[Records about charts and figures]
--------
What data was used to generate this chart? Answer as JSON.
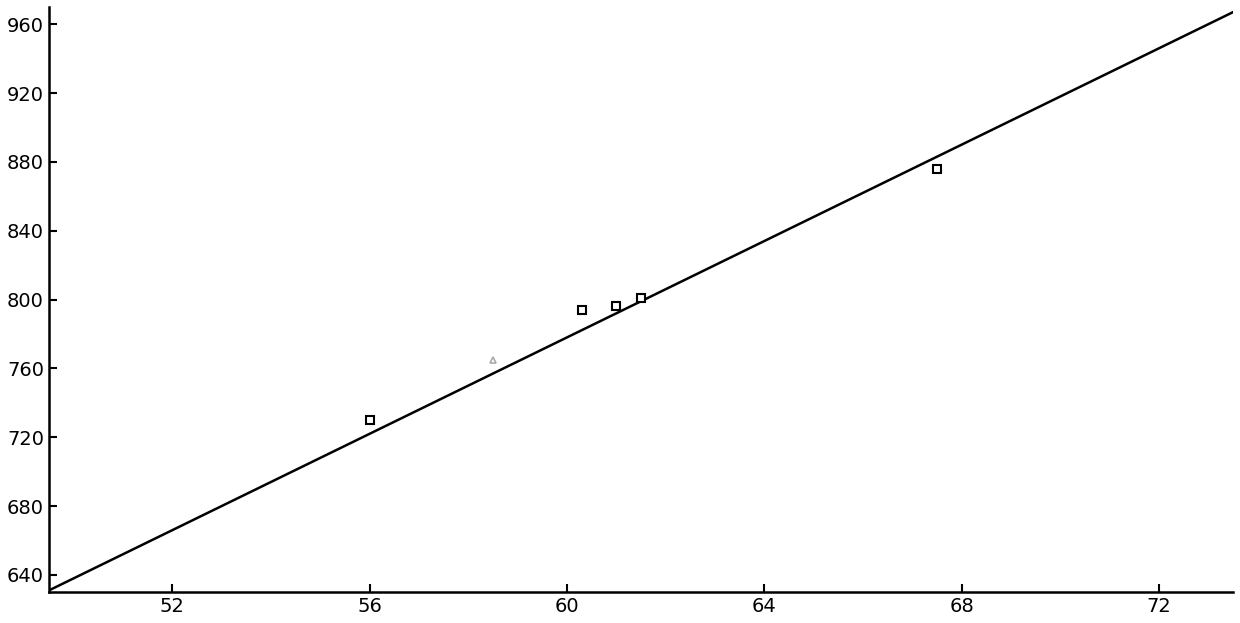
{
  "title": "",
  "xlabel": "",
  "ylabel": "",
  "xlim": [
    49.5,
    73.5
  ],
  "ylim": [
    630,
    970
  ],
  "xticks": [
    52,
    56,
    60,
    64,
    68,
    72
  ],
  "yticks": [
    640,
    680,
    720,
    760,
    800,
    840,
    880,
    920,
    960
  ],
  "line_slope": 14.0,
  "line_intercept": -62.0,
  "line_color": "#000000",
  "line_width": 1.8,
  "square_points": [
    [
      56.0,
      730
    ],
    [
      60.3,
      794
    ],
    [
      61.0,
      796
    ],
    [
      61.5,
      801
    ],
    [
      67.5,
      876
    ]
  ],
  "triangle_point": [
    58.5,
    765
  ],
  "square_color": "#000000",
  "triangle_color": "#aaaaaa",
  "marker_size": 6,
  "background_color": "#ffffff",
  "tick_fontsize": 14,
  "spine_linewidth": 1.8
}
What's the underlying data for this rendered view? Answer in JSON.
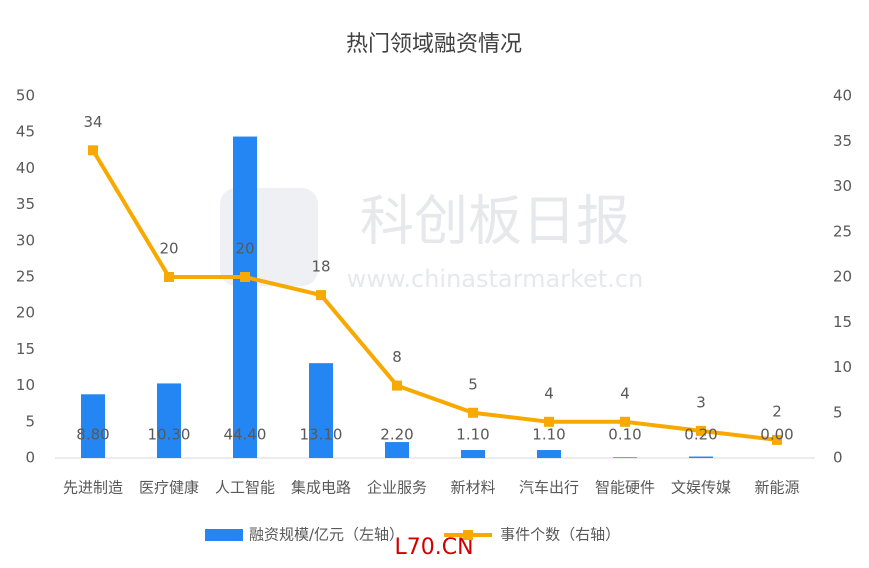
{
  "chart_data": {
    "type": "bar-line",
    "title": "热门领域融资情况",
    "categories": [
      "先进制造",
      "医疗健康",
      "人工智能",
      "集成电路",
      "企业服务",
      "新材料",
      "汽车出行",
      "智能硬件",
      "文娱传媒",
      "新能源"
    ],
    "series": [
      {
        "name": "融资规模/亿元（左轴）",
        "type": "bar",
        "color": "#2486f2",
        "values": [
          8.8,
          10.3,
          44.4,
          13.1,
          2.2,
          1.1,
          1.1,
          0.1,
          0.2,
          0.0
        ],
        "value_labels": [
          "8.80",
          "10.30",
          "44.40",
          "13.10",
          "2.20",
          "1.10",
          "1.10",
          "0.10",
          "0.20",
          "0.00"
        ]
      },
      {
        "name": "事件个数（右轴）",
        "type": "line",
        "axis": "y2",
        "color": "#f7a900",
        "values": [
          34,
          20,
          20,
          18,
          8,
          5,
          4,
          4,
          3,
          2
        ]
      }
    ],
    "ylim": [
      0,
      50
    ],
    "yticks": [
      0,
      5,
      10,
      15,
      20,
      25,
      30,
      35,
      40,
      45,
      50
    ],
    "y2lim": [
      0,
      40
    ],
    "y2ticks": [
      0,
      5,
      10,
      15,
      20,
      25,
      30,
      35,
      40
    ],
    "legend": "bottom",
    "annotations": [
      "科创板日报",
      "www.chinastarmarket.cn",
      "L70.CN"
    ]
  }
}
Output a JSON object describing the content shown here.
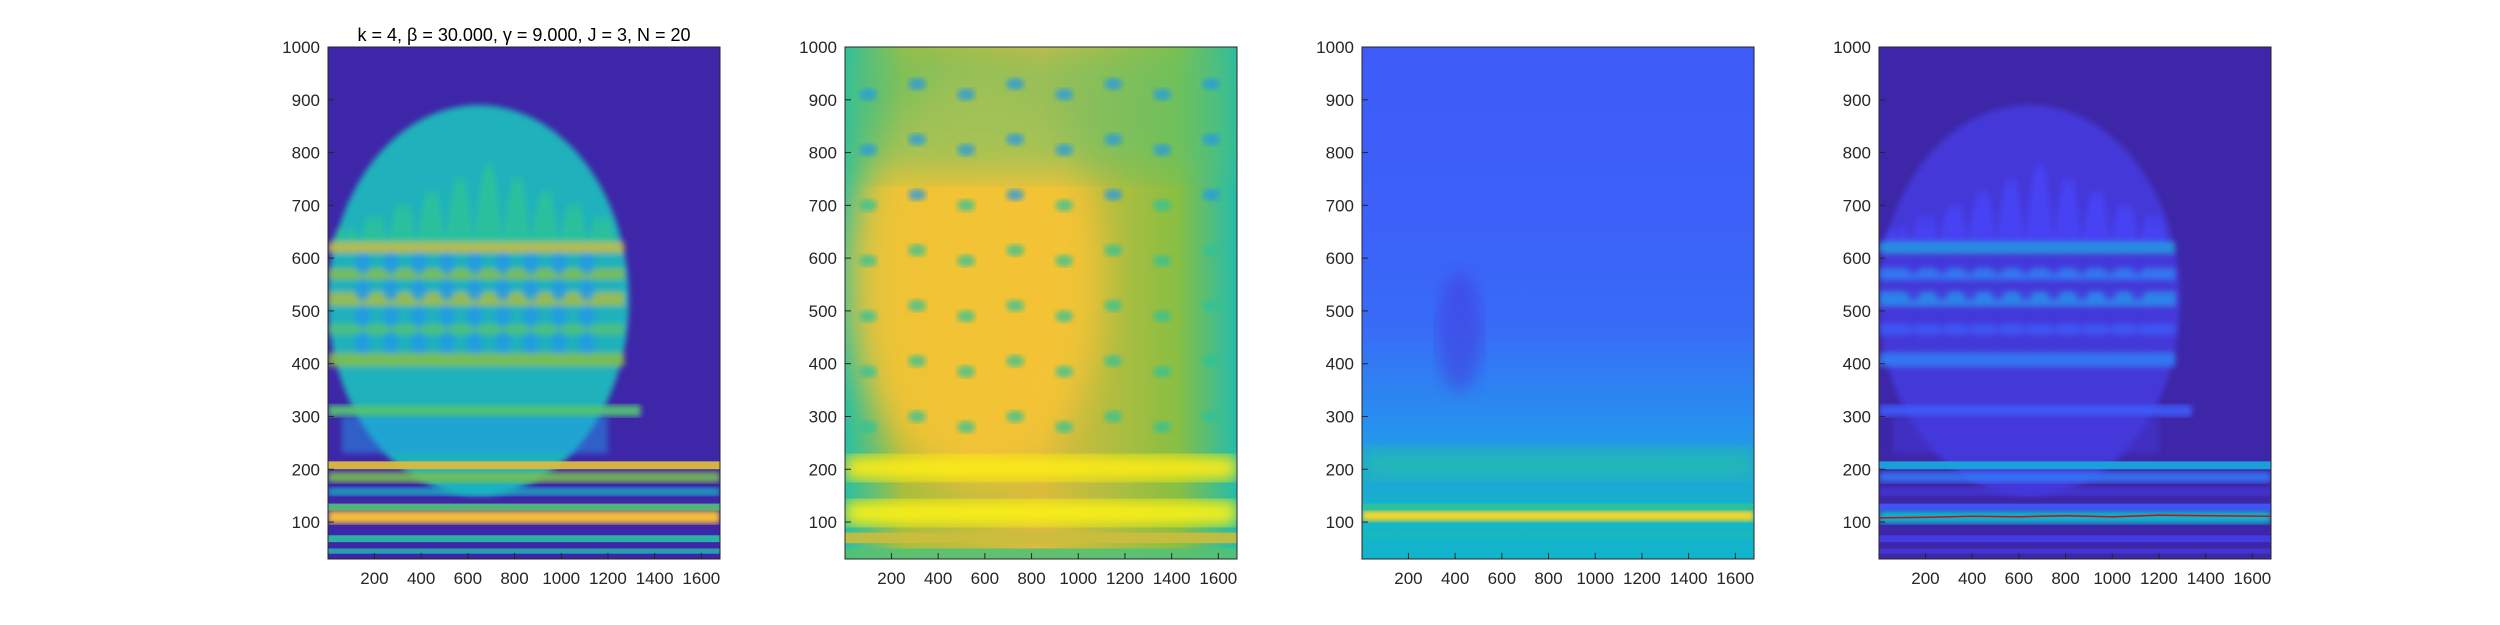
{
  "figure": {
    "colormap": [
      "#3e26a8",
      "#4743f8",
      "#2e87f7",
      "#0fb3d0",
      "#2ec29a",
      "#8cbf3f",
      "#f5ba3d",
      "#fce21c",
      "#f9fb0e"
    ],
    "axis_color": "#262626",
    "ridge_color": "#c0151d"
  },
  "chart_data": [
    {
      "type": "heatmap",
      "panel": "panel-1",
      "title": "k = 4, β = 30.000, γ = 9.000, J = 3, N = 20",
      "xlim": [
        1,
        1680
      ],
      "ylim": [
        30,
        1000
      ],
      "xticks": [
        200,
        400,
        600,
        800,
        1000,
        1200,
        1400,
        1600
      ],
      "yticks": [
        100,
        200,
        300,
        400,
        500,
        600,
        700,
        800,
        900,
        1000
      ],
      "xlabel": "",
      "ylabel": "",
      "background_level": 0.0
    },
    {
      "type": "heatmap",
      "panel": "panel-2",
      "title": "",
      "xlim": [
        1,
        1680
      ],
      "ylim": [
        30,
        1000
      ],
      "xticks": [
        200,
        400,
        600,
        800,
        1000,
        1200,
        1400,
        1600
      ],
      "yticks": [
        100,
        200,
        300,
        400,
        500,
        600,
        700,
        800,
        900,
        1000
      ],
      "xlabel": "",
      "ylabel": "",
      "background_level": 0.42
    },
    {
      "type": "heatmap",
      "panel": "panel-3",
      "title": "",
      "xlim": [
        1,
        1680
      ],
      "ylim": [
        30,
        1000
      ],
      "xticks": [
        200,
        400,
        600,
        800,
        1000,
        1200,
        1400,
        1600
      ],
      "yticks": [
        100,
        200,
        300,
        400,
        500,
        600,
        700,
        800,
        900,
        1000
      ],
      "xlabel": "",
      "ylabel": "",
      "background_level": 0.2
    },
    {
      "type": "heatmap",
      "panel": "panel-4",
      "title": "",
      "xlim": [
        1,
        1680
      ],
      "ylim": [
        30,
        1000
      ],
      "xticks": [
        200,
        400,
        600,
        800,
        1000,
        1200,
        1400,
        1600
      ],
      "yticks": [
        100,
        200,
        300,
        400,
        500,
        600,
        700,
        800,
        900,
        1000
      ],
      "xlabel": "",
      "ylabel": "",
      "background_level": 0.0,
      "ridge_curve": {
        "x": [
          1,
          200,
          400,
          600,
          800,
          1000,
          1200,
          1400,
          1680
        ],
        "y": [
          108,
          109,
          111,
          110,
          112,
          110,
          113,
          112,
          111
        ]
      }
    }
  ]
}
--------
* _What you will do_:
Repeat each line of the records above exactly, but do not copy the pictures.

* _Task result_:
What data was used to generate this chart? Answer as JSON.
{
  "title": "",
  "xlabel": "",
  "ylabel": "",
  "xlim": [
    49.5,
    73.5
  ],
  "ylim": [
    630,
    970
  ],
  "xticks": [
    52,
    56,
    60,
    64,
    68,
    72
  ],
  "yticks": [
    640,
    680,
    720,
    760,
    800,
    840,
    880,
    920,
    960
  ],
  "line_slope": 14.0,
  "line_intercept": -62.0,
  "line_color": "#000000",
  "line_width": 1.8,
  "square_points": [
    [
      56.0,
      730
    ],
    [
      60.3,
      794
    ],
    [
      61.0,
      796
    ],
    [
      61.5,
      801
    ],
    [
      67.5,
      876
    ]
  ],
  "triangle_point": [
    58.5,
    765
  ],
  "square_color": "#000000",
  "triangle_color": "#aaaaaa",
  "marker_size": 6,
  "background_color": "#ffffff",
  "tick_fontsize": 14,
  "spine_linewidth": 1.8
}
What's the underlying data for this rendered view? Answer in JSON.
{
  "chart_data": {
    "type": "bar-line",
    "title": "热门领域融资情况",
    "categories": [
      "先进制造",
      "医疗健康",
      "人工智能",
      "集成电路",
      "企业服务",
      "新材料",
      "汽车出行",
      "智能硬件",
      "文娱传媒",
      "新能源"
    ],
    "series": [
      {
        "name": "融资规模/亿元（左轴）",
        "type": "bar",
        "color": "#2486f2",
        "values": [
          8.8,
          10.3,
          44.4,
          13.1,
          2.2,
          1.1,
          1.1,
          0.1,
          0.2,
          0.0
        ],
        "value_labels": [
          "8.80",
          "10.30",
          "44.40",
          "13.10",
          "2.20",
          "1.10",
          "1.10",
          "0.10",
          "0.20",
          "0.00"
        ]
      },
      {
        "name": "事件个数（右轴）",
        "type": "line",
        "axis": "y2",
        "color": "#f7a900",
        "values": [
          34,
          20,
          20,
          18,
          8,
          5,
          4,
          4,
          3,
          2
        ]
      }
    ],
    "ylim": [
      0,
      50
    ],
    "yticks": [
      0,
      5,
      10,
      15,
      20,
      25,
      30,
      35,
      40,
      45,
      50
    ],
    "y2lim": [
      0,
      40
    ],
    "y2ticks": [
      0,
      5,
      10,
      15,
      20,
      25,
      30,
      35,
      40
    ],
    "legend": "bottom",
    "annotations": [
      "科创板日报",
      "www.chinastarmarket.cn",
      "L70.CN"
    ]
  }
}
Output a JSON object describing the content shown here.
{
  "figure": {
    "colormap": [
      "#3e26a8",
      "#4743f8",
      "#2e87f7",
      "#0fb3d0",
      "#2ec29a",
      "#8cbf3f",
      "#f5ba3d",
      "#fce21c",
      "#f9fb0e"
    ],
    "axis_color": "#262626",
    "ridge_color": "#c0151d"
  },
  "chart_data": [
    {
      "type": "heatmap",
      "panel": "panel-1",
      "title": "k = 4, β = 30.000, γ = 9.000, J = 3, N = 20",
      "xlim": [
        1,
        1680
      ],
      "ylim": [
        30,
        1000
      ],
      "xticks": [
        200,
        400,
        600,
        800,
        1000,
        1200,
        1400,
        1600
      ],
      "yticks": [
        100,
        200,
        300,
        400,
        500,
        600,
        700,
        800,
        900,
        1000
      ],
      "xlabel": "",
      "ylabel": "",
      "background_level": 0.0
    },
    {
      "type": "heatmap",
      "panel": "panel-2",
      "title": "",
      "xlim": [
        1,
        1680
      ],
      "ylim": [
        30,
        1000
      ],
      "xticks": [
        200,
        400,
        600,
        800,
        1000,
        1200,
        1400,
        1600
      ],
      "yticks": [
        100,
        200,
        300,
        400,
        500,
        600,
        700,
        800,
        900,
        1000
      ],
      "xlabel": "",
      "ylabel": "",
      "background_level": 0.42
    },
    {
      "type": "heatmap",
      "panel": "panel-3",
      "title": "",
      "xlim": [
        1,
        1680
      ],
      "ylim": [
        30,
        1000
      ],
      "xticks": [
        200,
        400,
        600,
        800,
        1000,
        1200,
        1400,
        1600
      ],
      "yticks": [
        100,
        200,
        300,
        400,
        500,
        600,
        700,
        800,
        900,
        1000
      ],
      "xlabel": "",
      "ylabel": "",
      "background_level": 0.2
    },
    {
      "type": "heatmap",
      "panel": "panel-4",
      "title": "",
      "xlim": [
        1,
        1680
      ],
      "ylim": [
        30,
        1000
      ],
      "xticks": [
        200,
        400,
        600,
        800,
        1000,
        1200,
        1400,
        1600
      ],
      "yticks": [
        100,
        200,
        300,
        400,
        500,
        600,
        700,
        800,
        900,
        1000
      ],
      "xlabel": "",
      "ylabel": "",
      "background_level": 0.0,
      "ridge_curve": {
        "x": [
          1,
          200,
          400,
          600,
          800,
          1000,
          1200,
          1400,
          1680
        ],
        "y": [
          108,
          109,
          111,
          110,
          112,
          110,
          113,
          112,
          111
        ]
      }
    }
  ]
}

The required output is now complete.